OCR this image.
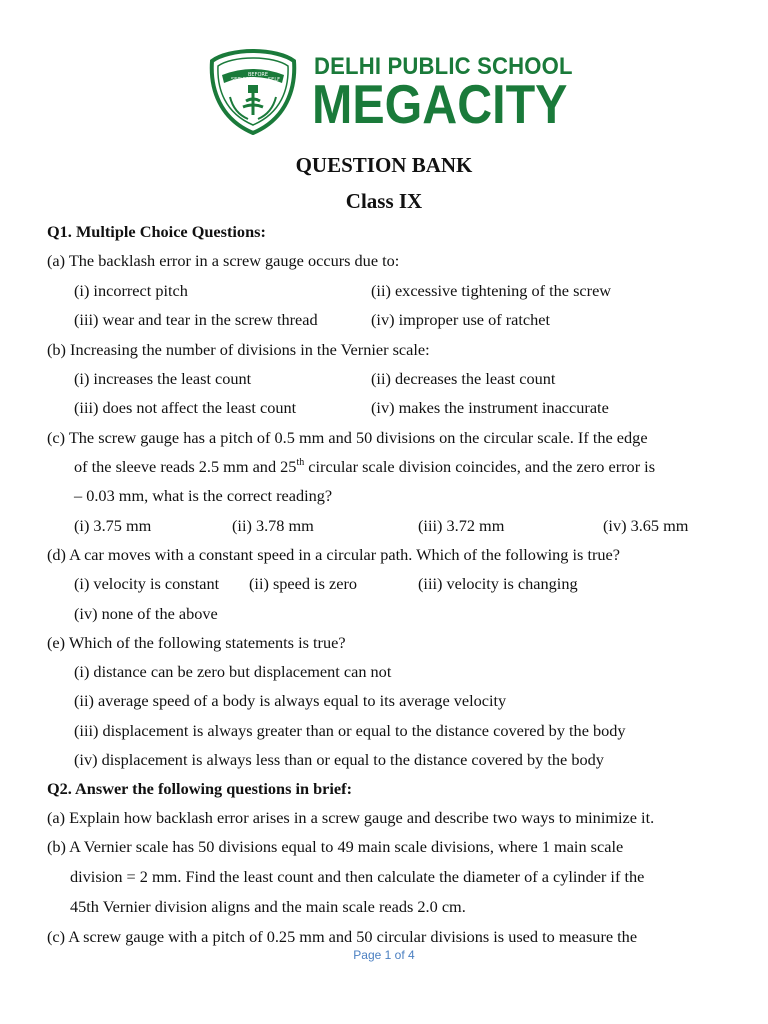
SERVICE
BEFORE
SELF DELHI PUBLIC SCHOOL
MEGACITY
QUESTION BANK
Class IX
Q1. Multiple Choice Questions:
(a) The backlash error in a screw gauge occurs due to:
(i) incorrect pitch	(ii) excessive tightening of the screw
(iii) wear and tear in the screw thread	(iv) improper use of ratchet
(b) Increasing the number of divisions in the Vernier scale:
(i) increases the least count	(ii) decreases the least count
(iii) does not affect the least count	(iv) makes the instrument inaccurate
(c) The screw gauge has a pitch of 0.5 mm and 50 divisions on the circular scale. If the edge
of the sleeve reads 2.5 mm and 25th circular scale division coincides, and the zero error is
– 0.03 mm, what is the correct reading?
(i) 3.75 mm	(ii) 3.78 mm	(iii) 3.72 mm	(iv) 3.65 mm
(d) A car moves with a constant speed in a circular path. Which of the following is true?
(i) velocity is constant (ii) speed is zero	(iii) velocity is changing
(iv) none of the above
(e) Which of the following statements is true?
(i) distance can be zero but displacement can not
(ii) average speed of a body is always equal to its average velocity
(iii) displacement is always greater than or equal to the distance covered by the body
(iv) displacement is always less than or equal to the distance covered by the body
Q2. Answer the following questions in brief:
(a) Explain how backlash error arises in a screw gauge and describe two ways to minimize it.
(b) A Vernier scale has 50 divisions equal to 49 main scale divisions, where 1 main scale
division = 2 mm. Find the least count and then calculate the diameter of a cylinder if the
45th Vernier division aligns and the main scale reads 2.0 cm.
(c) A screw gauge with a pitch of 0.25 mm and 50 circular divisions is used to measure the
Page 1 of 4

┄┄┄┄┄┄┄┄┄┄

Your instructions: All of the entries need to be transcribed word for word; pictures are left out.

Written response:
OCR this image.
SERVICE
BEFORE
SELF DELHI PUBLIC SCHOOL
MEGACITY
QUESTION BANK
Class IX
Q1. Multiple Choice Questions:
(a) The backlash error in a screw gauge occurs due to:
(i) incorrect pitch	(ii) excessive tightening of the screw
(iii) wear and tear in the screw thread	(iv) improper use of ratchet
(b) Increasing the number of divisions in the Vernier scale:
(i) increases the least count	(ii) decreases the least count
(iii) does not affect the least count	(iv) makes the instrument inaccurate
(c) The screw gauge has a pitch of 0.5 mm and 50 divisions on the circular scale. If the edge
of the sleeve reads 2.5 mm and 25th circular scale division coincides, and the zero error is
– 0.03 mm, what is the correct reading?
(i) 3.75 mm	(ii) 3.78 mm	(iii) 3.72 mm	(iv) 3.65 mm
(d) A car moves with a constant speed in a circular path. Which of the following is true?
(i) velocity is constant (ii) speed is zero	(iii) velocity is changing
(iv) none of the above
(e) Which of the following statements is true?
(i) distance can be zero but displacement can not
(ii) average speed of a body is always equal to its average velocity
(iii) displacement is always greater than or equal to the distance covered by the body
(iv) displacement is always less than or equal to the distance covered by the body
Q2. Answer the following questions in brief:
(a) Explain how backlash error arises in a screw gauge and describe two ways to minimize it.
(b) A Vernier scale has 50 divisions equal to 49 main scale divisions, where 1 main scale
division = 2 mm. Find the least count and then calculate the diameter of a cylinder if the
45th Vernier division aligns and the main scale reads 2.0 cm.
(c) A screw gauge with a pitch of 0.25 mm and 50 circular divisions is used to measure the
Page 1 of 4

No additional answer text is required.